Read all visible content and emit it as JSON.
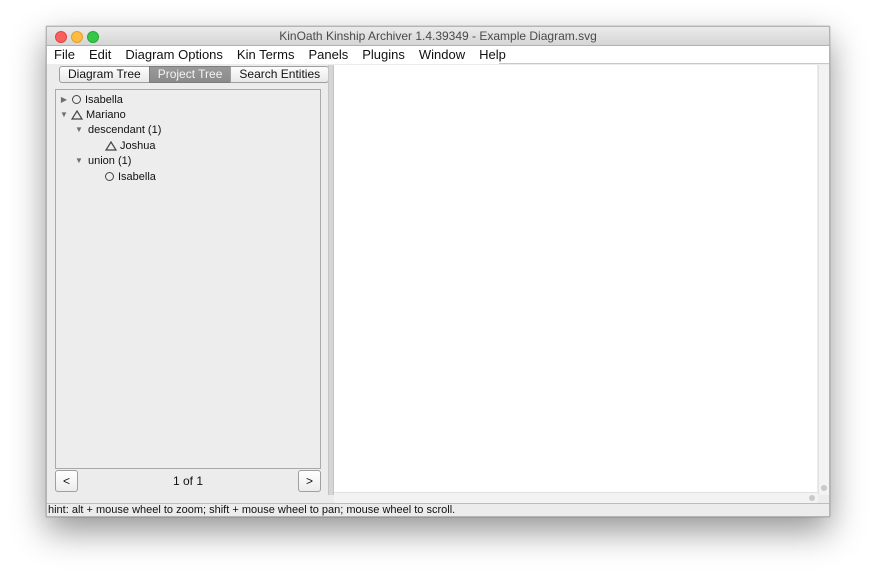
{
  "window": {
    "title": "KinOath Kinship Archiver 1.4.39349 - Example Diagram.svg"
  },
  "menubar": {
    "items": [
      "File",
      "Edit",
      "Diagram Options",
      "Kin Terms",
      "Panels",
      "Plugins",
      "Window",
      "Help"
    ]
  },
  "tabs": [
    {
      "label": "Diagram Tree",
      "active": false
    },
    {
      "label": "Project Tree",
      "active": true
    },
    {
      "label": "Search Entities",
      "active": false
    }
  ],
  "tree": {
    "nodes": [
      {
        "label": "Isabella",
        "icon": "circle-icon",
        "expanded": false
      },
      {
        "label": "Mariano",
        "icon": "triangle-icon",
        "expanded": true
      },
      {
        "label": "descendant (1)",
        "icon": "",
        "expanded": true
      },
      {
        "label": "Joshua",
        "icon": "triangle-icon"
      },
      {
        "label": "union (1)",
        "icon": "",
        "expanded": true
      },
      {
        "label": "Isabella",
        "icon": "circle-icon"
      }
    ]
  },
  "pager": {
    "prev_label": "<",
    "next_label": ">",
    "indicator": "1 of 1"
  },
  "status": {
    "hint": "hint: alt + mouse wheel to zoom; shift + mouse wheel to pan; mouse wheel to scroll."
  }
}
____
▸ PROBLEM TO WORK ON
Answer only with how many lines in the records include "Diagram".

▸ WRITTEN SOLUTION
3